Top of Provided material

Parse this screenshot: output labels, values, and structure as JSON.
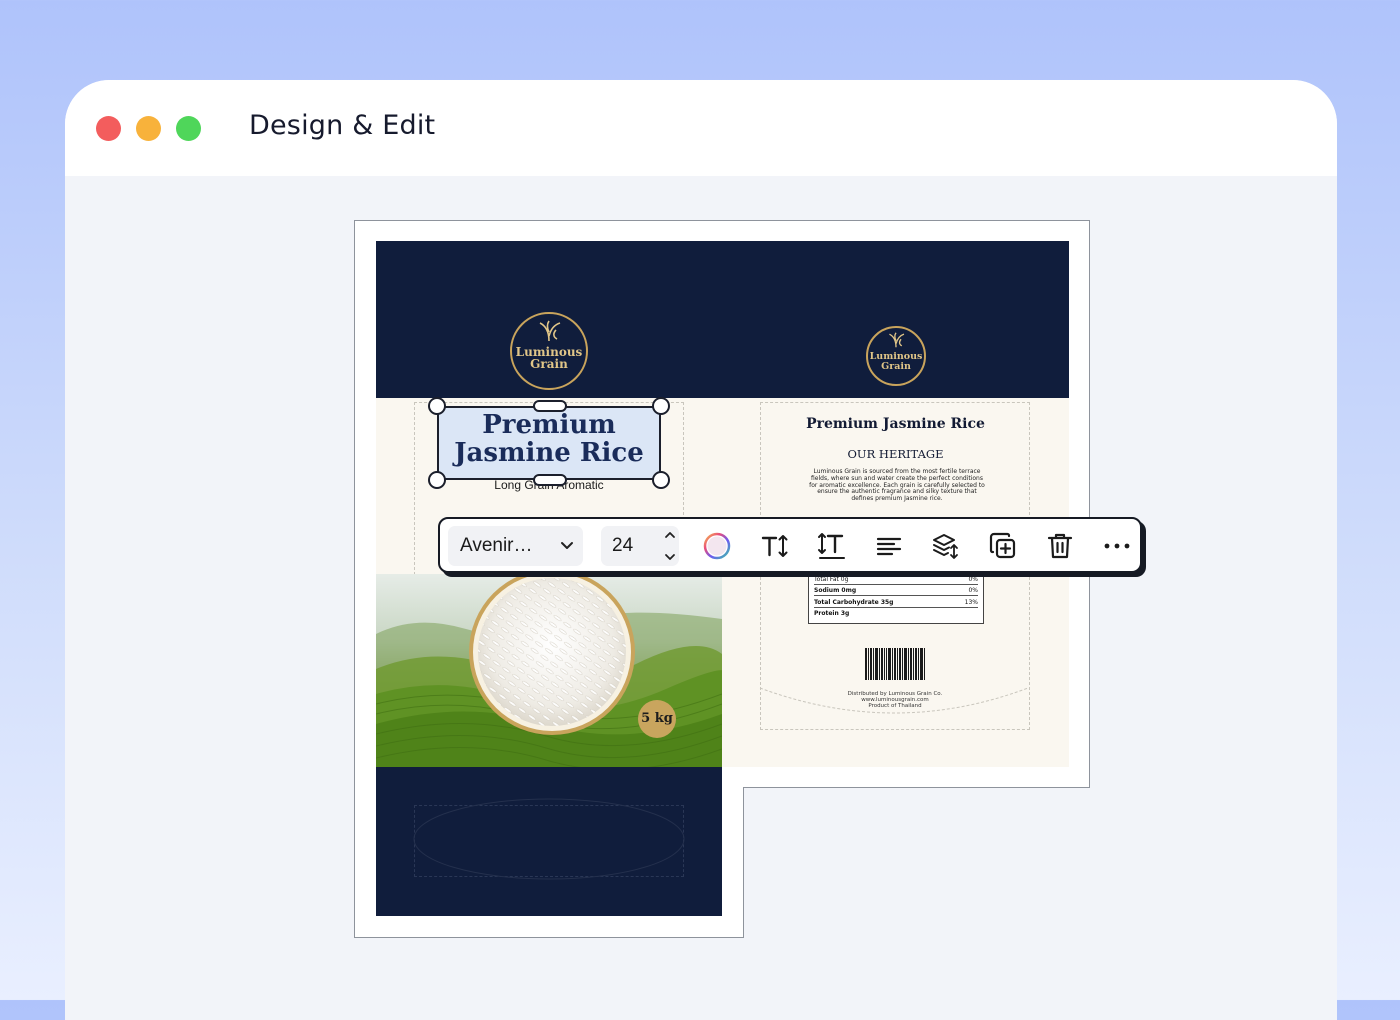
{
  "window": {
    "title": "Design & Edit"
  },
  "front_panel": {
    "logo_line1": "Luminous",
    "logo_line2": "Grain",
    "title": "Premium Jasmine Rice",
    "title_line1": "Premium",
    "title_line2": "Jasmine Rice",
    "subtitle": "Long Grain Aromatic",
    "size_badge": "5 kg"
  },
  "back_panel": {
    "logo_line1": "Luminous",
    "logo_line2": "Grain",
    "title": "Premium Jasmine Rice",
    "heritage_heading": "OUR HERITAGE",
    "heritage_text": "Luminous Grain is sourced from the most fertile terrace fields, where sun and water create the perfect conditions for aromatic excellence. Each grain is carefully selected to ensure the authentic fragrance and silky texture that defines premium Jasmine rice.",
    "nutrition_rows": [
      {
        "name": "Total Fat 0g",
        "pct": "0%"
      },
      {
        "name": "Sodium 0mg",
        "pct": "0%"
      },
      {
        "name": "Total Carbohydrate 35g",
        "pct": "13%"
      },
      {
        "name": "Protein 3g",
        "pct": ""
      }
    ],
    "distributor_line1": "Distributed by Luminous Grain Co.",
    "distributor_line2": "www.luminousgrain.com",
    "distributor_line3": "Product of Thailand"
  },
  "toolbar": {
    "font_family": "Avenir…",
    "font_size": "24",
    "icons": [
      "color-picker-icon",
      "text-height-icon",
      "line-height-icon",
      "align-left-icon",
      "layers-icon",
      "duplicate-icon",
      "delete-icon",
      "more-options-icon"
    ]
  },
  "colors": {
    "navy": "#101d3c",
    "gold": "#c9a45c",
    "cream": "#faf7f0",
    "selection_fill": "#dbe6f6"
  }
}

Bottom of Provided material

## Exercise objective
Among the records above, find the lines where the word "name" appears and copy them.

## Written solution
        "name": "Total Fat 0g",
        "name": "Sodium 0mg",
        "name": "Total Carbohydrate 35g",
        "name": "Protein 3g",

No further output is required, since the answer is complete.